YOUR TASK –
From the listing below, count the lines where the string "released" occurs. Give the number, with no other words.
----------------------------------------
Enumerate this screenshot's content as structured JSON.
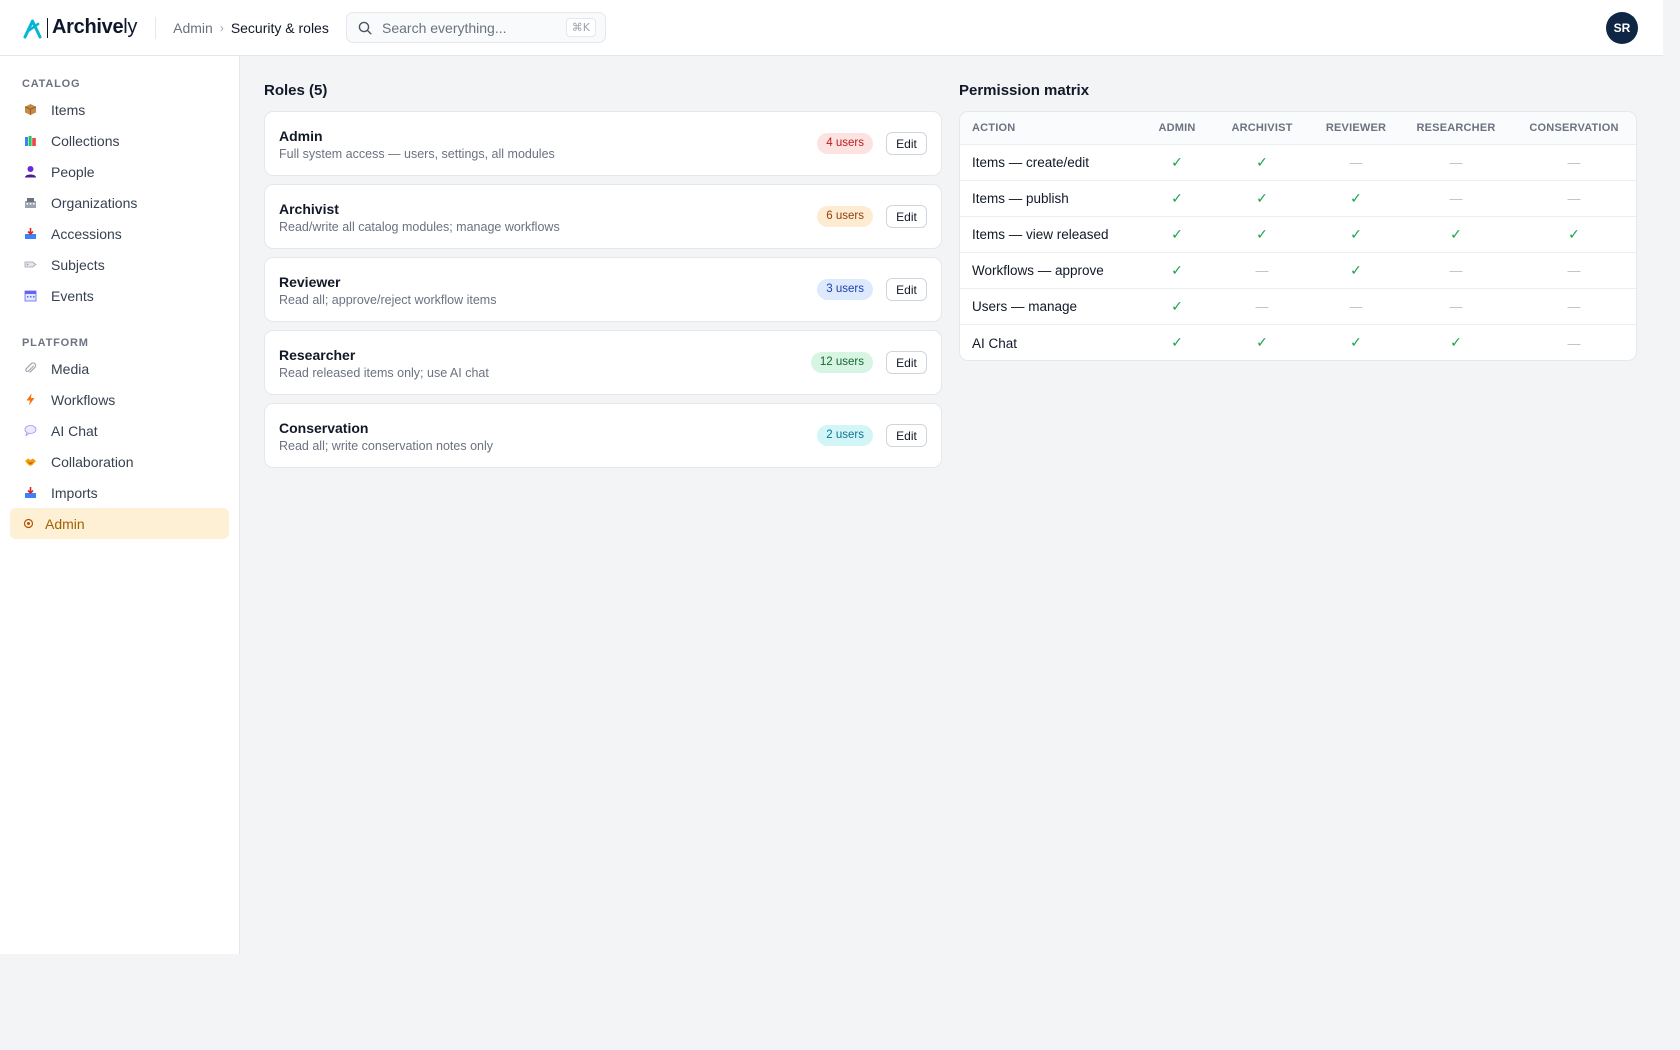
{
  "app": {
    "logo_bold": "Archive",
    "logo_light": "ly",
    "brand_color": "#06b6d4"
  },
  "header": {
    "breadcrumb": {
      "parent": "Admin",
      "current": "Security & roles"
    },
    "search": {
      "placeholder": "Search everything...",
      "shortcut": "⌘K"
    },
    "avatar_initials": "SR"
  },
  "sidebar": {
    "catalog_label": "CATALOG",
    "catalog_items": [
      {
        "label": "Items",
        "icon": "package-icon"
      },
      {
        "label": "Collections",
        "icon": "books-icon"
      },
      {
        "label": "People",
        "icon": "person-icon"
      },
      {
        "label": "Organizations",
        "icon": "building-icon"
      },
      {
        "label": "Accessions",
        "icon": "inbox-icon"
      },
      {
        "label": "Subjects",
        "icon": "tag-icon"
      },
      {
        "label": "Events",
        "icon": "calendar-icon"
      }
    ],
    "platform_label": "PLATFORM",
    "platform_items": [
      {
        "label": "Media",
        "icon": "paperclip-icon"
      },
      {
        "label": "Workflows",
        "icon": "lightning-icon"
      },
      {
        "label": "AI Chat",
        "icon": "speech-bubble-icon"
      },
      {
        "label": "Collaboration",
        "icon": "handshake-icon"
      },
      {
        "label": "Imports",
        "icon": "import-tray-icon"
      },
      {
        "label": "Admin",
        "icon": "gear-icon",
        "active": true
      }
    ]
  },
  "roles": {
    "title": "Roles (5)",
    "edit_label": "Edit",
    "items": [
      {
        "name": "Admin",
        "description": "Full system access — users, settings, all modules",
        "users": "4 users",
        "badge_bg": "#fde2e2",
        "badge_fg": "#b91c1c"
      },
      {
        "name": "Archivist",
        "description": "Read/write all catalog modules; manage workflows",
        "users": "6 users",
        "badge_bg": "#fdecd2",
        "badge_fg": "#92400e"
      },
      {
        "name": "Reviewer",
        "description": "Read all; approve/reject workflow items",
        "users": "3 users",
        "badge_bg": "#dde9fc",
        "badge_fg": "#1e40af"
      },
      {
        "name": "Researcher",
        "description": "Read released items only; use AI chat",
        "users": "12 users",
        "badge_bg": "#d7f5e2",
        "badge_fg": "#166534"
      },
      {
        "name": "Conservation",
        "description": "Read all; write conservation notes only",
        "users": "2 users",
        "badge_bg": "#d2f6f8",
        "badge_fg": "#0e7490"
      }
    ]
  },
  "matrix": {
    "title": "Permission matrix",
    "headers": [
      "ACTION",
      "ADMIN",
      "ARCHIVIST",
      "REVIEWER",
      "RESEARCHER",
      "CONSERVATION"
    ],
    "yes_glyph": "✓",
    "no_glyph": "—",
    "rows": [
      {
        "action": "Items — create/edit",
        "perms": [
          true,
          true,
          false,
          false,
          false
        ]
      },
      {
        "action": "Items — publish",
        "perms": [
          true,
          true,
          true,
          false,
          false
        ]
      },
      {
        "action": "Items — view released",
        "perms": [
          true,
          true,
          true,
          true,
          true
        ]
      },
      {
        "action": "Workflows — approve",
        "perms": [
          true,
          false,
          true,
          false,
          false
        ]
      },
      {
        "action": "Users — manage",
        "perms": [
          true,
          false,
          false,
          false,
          false
        ]
      },
      {
        "action": "AI Chat",
        "perms": [
          true,
          true,
          true,
          true,
          false
        ]
      }
    ]
  }
}
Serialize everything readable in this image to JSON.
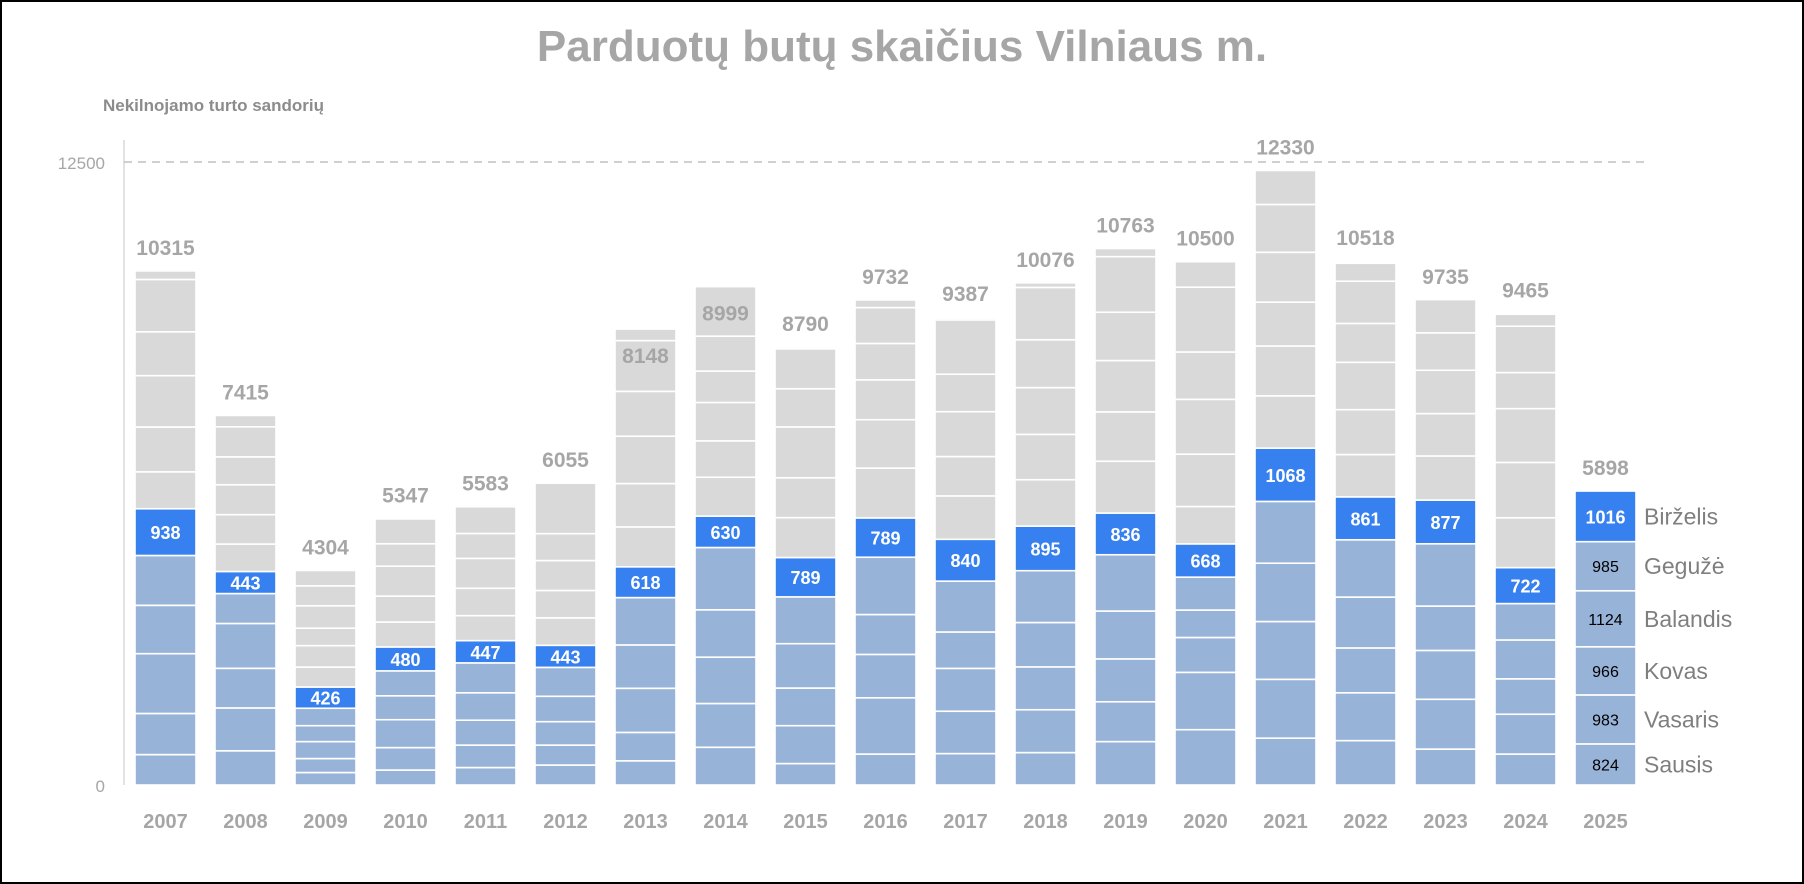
{
  "chart_data": {
    "type": "bar",
    "stacked": true,
    "title": "Parduotų butų skaičius Vilniaus m.",
    "ylabel": "Nekilnojamo turto sandorių",
    "xlabel": "",
    "ylim": [
      0,
      12500
    ],
    "yticks": [
      "0",
      "12500"
    ],
    "grid": "dashed line at 12500",
    "categories": [
      "2007",
      "2008",
      "2009",
      "2010",
      "2011",
      "2012",
      "2013",
      "2014",
      "2015",
      "2016",
      "2017",
      "2018",
      "2019",
      "2020",
      "2021",
      "2022",
      "2023",
      "2024",
      "2025"
    ],
    "totals": [
      10315,
      7415,
      4304,
      5347,
      5583,
      6055,
      8148,
      8999,
      8790,
      9732,
      9387,
      10076,
      10763,
      10500,
      12330,
      10518,
      9735,
      9465,
      5898
    ],
    "june_labels": [
      "938",
      "443",
      "426",
      "480",
      "447",
      "443",
      "618",
      "630",
      "789",
      "789",
      "840",
      "895",
      "836",
      "668",
      "1068",
      "861",
      "877",
      "722",
      "1016"
    ],
    "months_2025": [
      {
        "name": "Sausis",
        "value": 824
      },
      {
        "name": "Vasaris",
        "value": 983
      },
      {
        "name": "Kovas",
        "value": 966
      },
      {
        "name": "Balandis",
        "value": 1124
      },
      {
        "name": "Gegužė",
        "value": 985
      },
      {
        "name": "Birželis",
        "value": 1016
      }
    ],
    "monthly": [
      [
        610,
        825,
        1200,
        970,
        1000,
        938,
        740,
        900,
        1030,
        880,
        1050,
        172
      ],
      [
        686,
        860,
        795,
        900,
        600,
        443,
        550,
        590,
        600,
        560,
        603,
        228
      ],
      [
        250,
        280,
        340,
        320,
        350,
        426,
        400,
        430,
        350,
        450,
        400,
        308
      ],
      [
        300,
        450,
        560,
        480,
        500,
        480,
        500,
        520,
        600,
        450,
        500,
        7
      ],
      [
        350,
        450,
        500,
        550,
        600,
        447,
        500,
        550,
        600,
        500,
        536,
        0
      ],
      [
        400,
        400,
        470,
        510,
        580,
        443,
        550,
        550,
        600,
        540,
        1012,
        0
      ],
      [
        485,
        570,
        885,
        870,
        950,
        618,
        800,
        870,
        950,
        900,
        1017,
        233
      ],
      [
        757,
        878,
        930,
        950,
        1250,
        630,
        780,
        730,
        770,
        630,
        700,
        994
      ],
      [
        430,
        760,
        755,
        890,
        940,
        789,
        800,
        800,
        1020,
        766,
        800,
        0
      ],
      [
        620,
        1130,
        870,
        800,
        1150,
        789,
        1000,
        970,
        800,
        730,
        720,
        153
      ],
      [
        630,
        850,
        860,
        730,
        1020,
        840,
        870,
        790,
        900,
        752,
        1090,
        35
      ],
      [
        650,
        860,
        860,
        890,
        1040,
        895,
        930,
        910,
        938,
        960,
        1051,
        92
      ],
      [
        870,
        800,
        860,
        960,
        1130,
        836,
        1040,
        990,
        1030,
        970,
        1115,
        163
      ],
      [
        1110,
        1150,
        700,
        550,
        660,
        668,
        750,
        1050,
        1100,
        950,
        1300,
        512
      ],
      [
        940,
        1180,
        1160,
        1170,
        1240,
        1068,
        1050,
        1000,
        880,
        1000,
        960,
        682
      ],
      [
        890,
        960,
        900,
        1020,
        1150,
        861,
        850,
        900,
        950,
        780,
        847,
        360
      ],
      [
        720,
        1000,
        980,
        890,
        1250,
        877,
        885,
        850,
        870,
        750,
        670,
        3
      ],
      [
        620,
        800,
        710,
        780,
        730,
        722,
        1000,
        1110,
        1080,
        723,
        930,
        240
      ],
      [
        824,
        983,
        966,
        1124,
        985,
        1016
      ]
    ],
    "colors": {
      "past_months": "#98b3d8",
      "june": "#3780f0",
      "rest_of_year": "#d9d9d9",
      "total_label": "#a6a6a6",
      "axis_text": "#a6a6a6",
      "month_label": "#7f7f7f",
      "grid": "#c0c0c0",
      "axis_line": "#d9d9d9"
    }
  }
}
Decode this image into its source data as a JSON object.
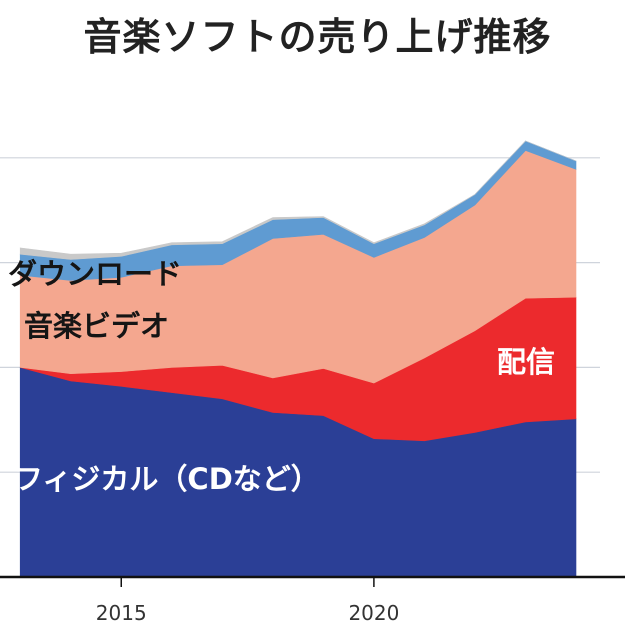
{
  "title": "音楽ソフトの売り上げ推移",
  "chart_data": {
    "type": "area",
    "stacked": true,
    "title": "音楽ソフトの売り上げ推移",
    "x": [
      2013,
      2014,
      2015,
      2016,
      2017,
      2018,
      2019,
      2020,
      2021,
      2022,
      2023,
      2024
    ],
    "xlim": [
      2012.6,
      2024.0
    ],
    "ylim": [
      0,
      4.17
    ],
    "x_ticks": [
      "2015",
      "2020"
    ],
    "grid": true,
    "legend": "none",
    "series": [
      {
        "name": "フィジカル（CDなど）",
        "color": "#2b3f96",
        "values": [
          2.0,
          1.87,
          1.82,
          1.76,
          1.7,
          1.57,
          1.54,
          1.32,
          1.3,
          1.38,
          1.48,
          1.51
        ]
      },
      {
        "name": "配信",
        "color": "#ec2a2d",
        "values": [
          0.0,
          0.07,
          0.14,
          0.24,
          0.32,
          0.33,
          0.45,
          0.53,
          0.79,
          0.97,
          1.18,
          1.16
        ]
      },
      {
        "name": "音楽ビデオ",
        "color": "#f4a78f",
        "values": [
          0.88,
          0.89,
          0.9,
          0.97,
          0.96,
          1.33,
          1.28,
          1.2,
          1.15,
          1.2,
          1.41,
          1.22
        ]
      },
      {
        "name": "ダウンロード",
        "color": "#5f9bd2",
        "values": [
          0.2,
          0.2,
          0.2,
          0.2,
          0.2,
          0.18,
          0.16,
          0.13,
          0.12,
          0.1,
          0.09,
          0.08
        ]
      },
      {
        "name": "",
        "color": "#c9c9c9",
        "values": [
          0.06,
          0.05,
          0.03,
          0.02,
          0.02,
          0.02,
          0.01,
          0.01,
          0.01,
          0.0,
          0.0,
          0.0
        ]
      }
    ]
  },
  "labels": {
    "download": "ダウンロード",
    "video": "音楽ビデオ",
    "streaming": "配信",
    "physical": "フィジカル（CDなど）"
  }
}
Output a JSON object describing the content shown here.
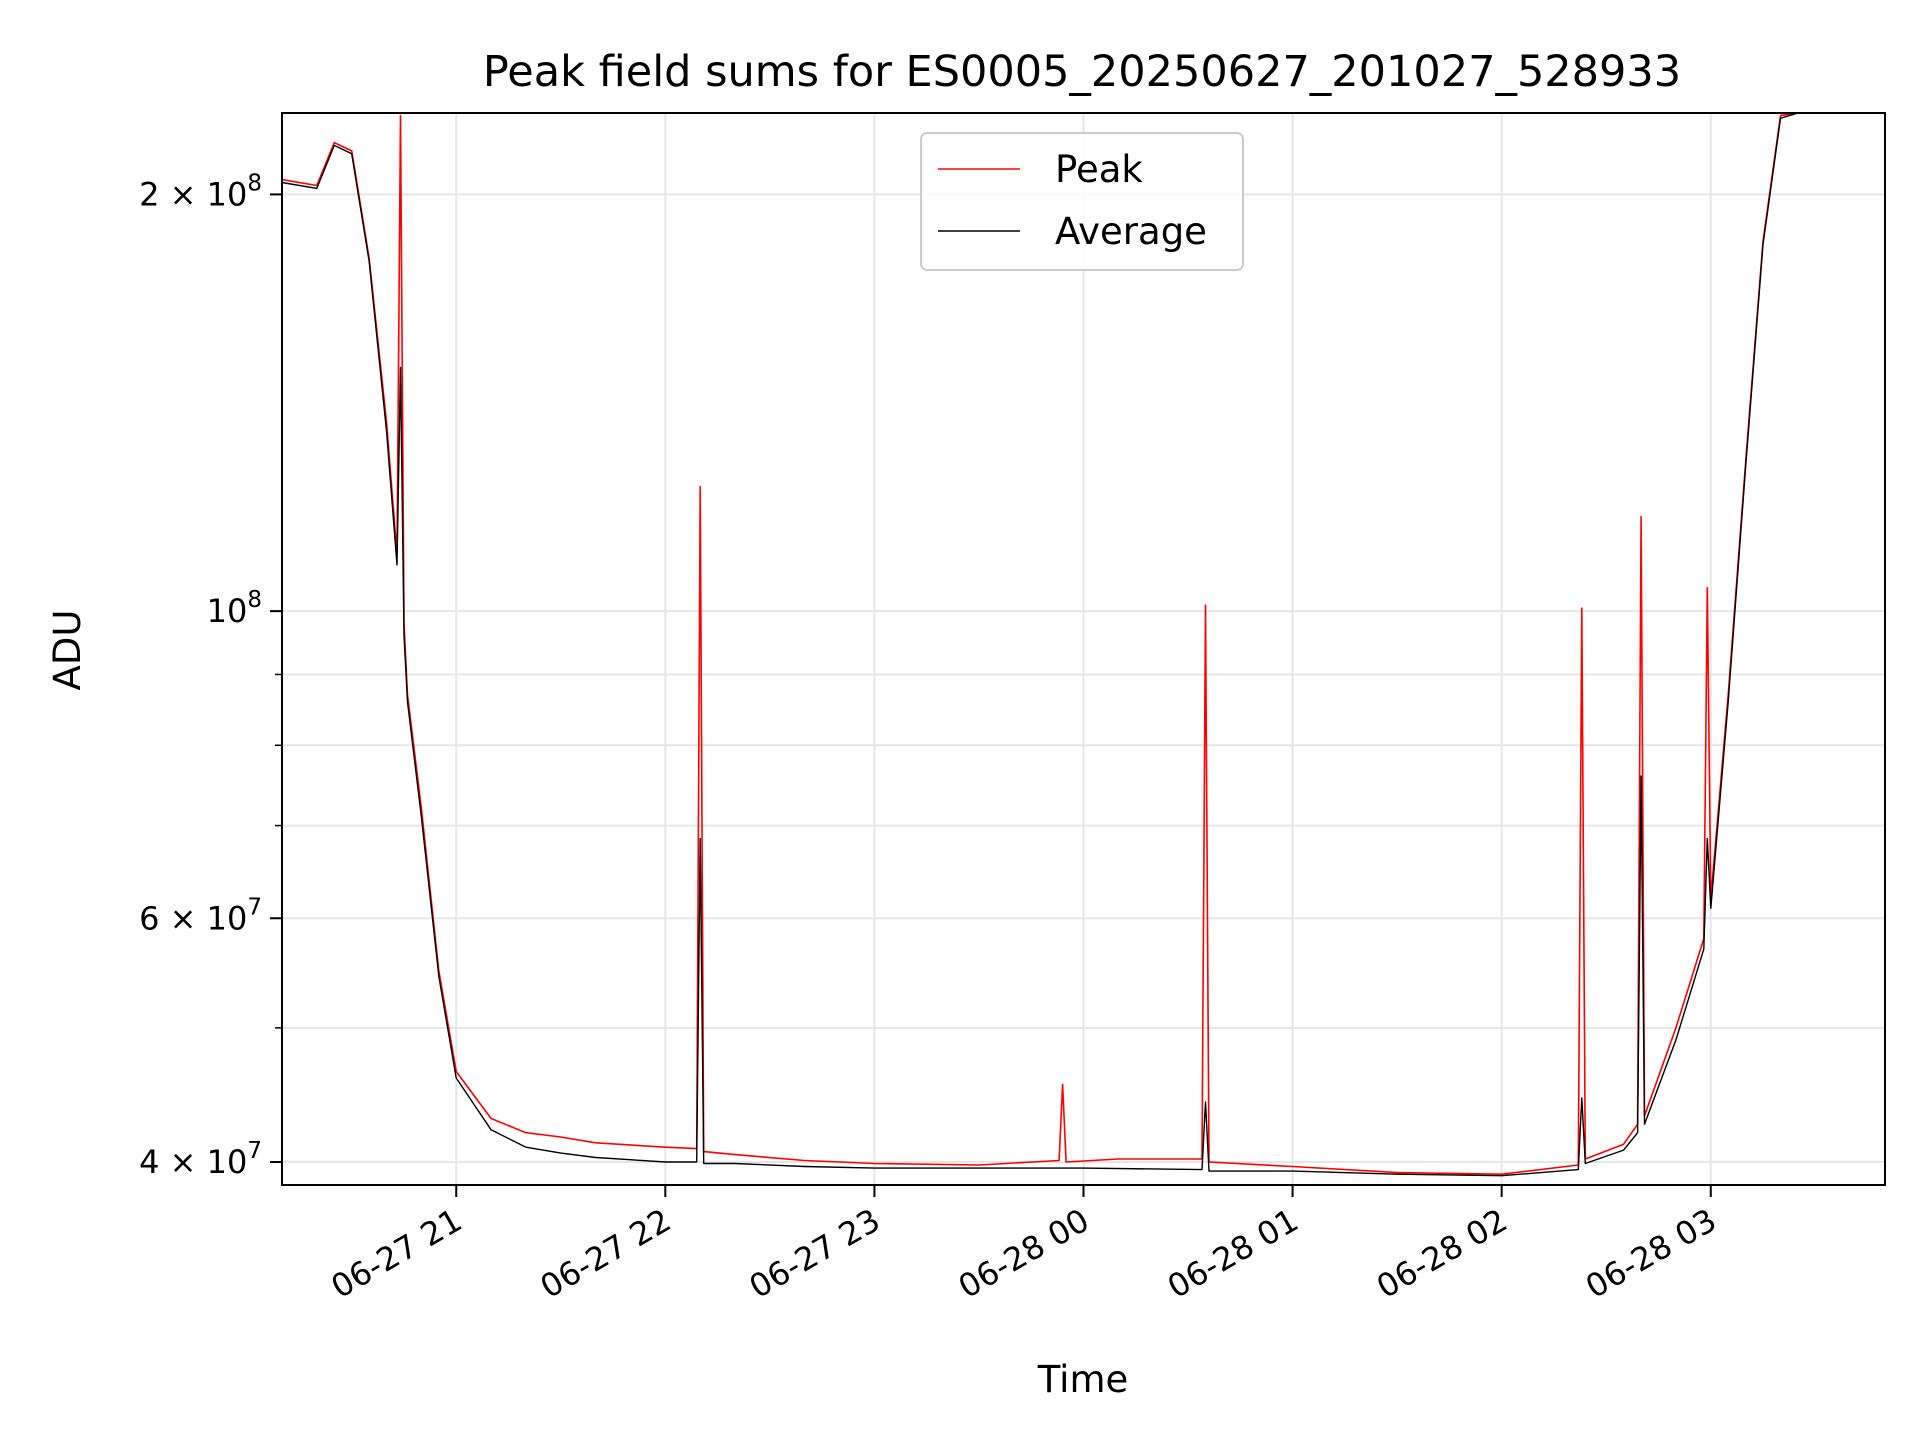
----------------------------------------
WRITTEN RESPONSE –
2